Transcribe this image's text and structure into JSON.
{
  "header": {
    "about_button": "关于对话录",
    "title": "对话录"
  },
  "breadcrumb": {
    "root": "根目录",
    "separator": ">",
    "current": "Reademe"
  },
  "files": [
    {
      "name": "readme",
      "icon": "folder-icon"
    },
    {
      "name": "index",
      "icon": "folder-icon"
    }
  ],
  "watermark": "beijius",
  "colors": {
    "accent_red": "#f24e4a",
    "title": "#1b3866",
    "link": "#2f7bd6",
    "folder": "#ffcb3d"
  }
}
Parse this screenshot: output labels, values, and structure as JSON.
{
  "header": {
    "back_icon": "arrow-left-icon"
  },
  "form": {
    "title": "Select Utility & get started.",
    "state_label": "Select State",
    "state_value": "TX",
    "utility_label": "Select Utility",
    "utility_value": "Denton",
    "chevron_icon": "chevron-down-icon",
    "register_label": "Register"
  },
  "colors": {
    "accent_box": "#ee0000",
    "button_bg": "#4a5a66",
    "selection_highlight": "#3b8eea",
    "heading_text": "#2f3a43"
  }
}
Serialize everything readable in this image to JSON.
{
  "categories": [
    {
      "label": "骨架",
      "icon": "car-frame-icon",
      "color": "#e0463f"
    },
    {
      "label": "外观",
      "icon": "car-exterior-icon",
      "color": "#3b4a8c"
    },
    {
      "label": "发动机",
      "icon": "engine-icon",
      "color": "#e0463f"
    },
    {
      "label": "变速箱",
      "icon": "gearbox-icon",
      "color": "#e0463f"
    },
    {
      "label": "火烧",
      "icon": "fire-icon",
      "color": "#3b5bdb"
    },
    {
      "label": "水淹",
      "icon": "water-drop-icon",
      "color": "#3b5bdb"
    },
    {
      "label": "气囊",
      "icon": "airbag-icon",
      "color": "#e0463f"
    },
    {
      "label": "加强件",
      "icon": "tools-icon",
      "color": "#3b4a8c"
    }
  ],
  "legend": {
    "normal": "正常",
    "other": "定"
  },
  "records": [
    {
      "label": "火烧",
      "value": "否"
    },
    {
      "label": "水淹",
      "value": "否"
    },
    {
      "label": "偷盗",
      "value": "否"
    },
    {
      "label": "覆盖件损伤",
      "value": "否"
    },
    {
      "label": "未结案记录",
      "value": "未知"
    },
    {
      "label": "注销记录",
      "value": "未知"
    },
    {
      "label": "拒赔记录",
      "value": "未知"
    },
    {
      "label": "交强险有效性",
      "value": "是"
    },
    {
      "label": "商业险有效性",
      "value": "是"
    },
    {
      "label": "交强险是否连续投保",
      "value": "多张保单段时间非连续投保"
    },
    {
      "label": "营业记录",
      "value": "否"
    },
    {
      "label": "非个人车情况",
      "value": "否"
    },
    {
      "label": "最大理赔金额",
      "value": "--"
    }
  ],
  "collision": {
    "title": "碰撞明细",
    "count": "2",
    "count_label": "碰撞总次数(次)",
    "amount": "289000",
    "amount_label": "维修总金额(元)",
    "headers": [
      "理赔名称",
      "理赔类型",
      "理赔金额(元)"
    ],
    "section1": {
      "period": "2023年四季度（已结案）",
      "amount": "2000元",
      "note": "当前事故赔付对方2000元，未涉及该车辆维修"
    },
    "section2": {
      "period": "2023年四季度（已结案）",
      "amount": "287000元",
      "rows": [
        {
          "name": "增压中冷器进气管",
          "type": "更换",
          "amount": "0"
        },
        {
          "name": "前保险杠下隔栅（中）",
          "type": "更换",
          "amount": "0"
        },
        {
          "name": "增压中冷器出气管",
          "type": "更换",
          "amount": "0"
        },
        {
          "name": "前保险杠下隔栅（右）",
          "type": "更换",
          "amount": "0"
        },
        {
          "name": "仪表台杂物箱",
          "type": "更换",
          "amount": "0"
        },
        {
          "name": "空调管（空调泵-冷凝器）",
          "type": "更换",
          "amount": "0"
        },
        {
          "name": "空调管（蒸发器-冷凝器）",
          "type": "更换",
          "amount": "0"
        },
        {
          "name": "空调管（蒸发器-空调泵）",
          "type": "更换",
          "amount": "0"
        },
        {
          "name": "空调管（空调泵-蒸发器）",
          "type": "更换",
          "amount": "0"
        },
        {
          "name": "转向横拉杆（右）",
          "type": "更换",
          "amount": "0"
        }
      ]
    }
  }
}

## Work instructions
Show the lines of the material that contain the word "image".

## Result of this task
Transcribe this image's text and structure into JSON.
Serialize everything readable in this image to JSON.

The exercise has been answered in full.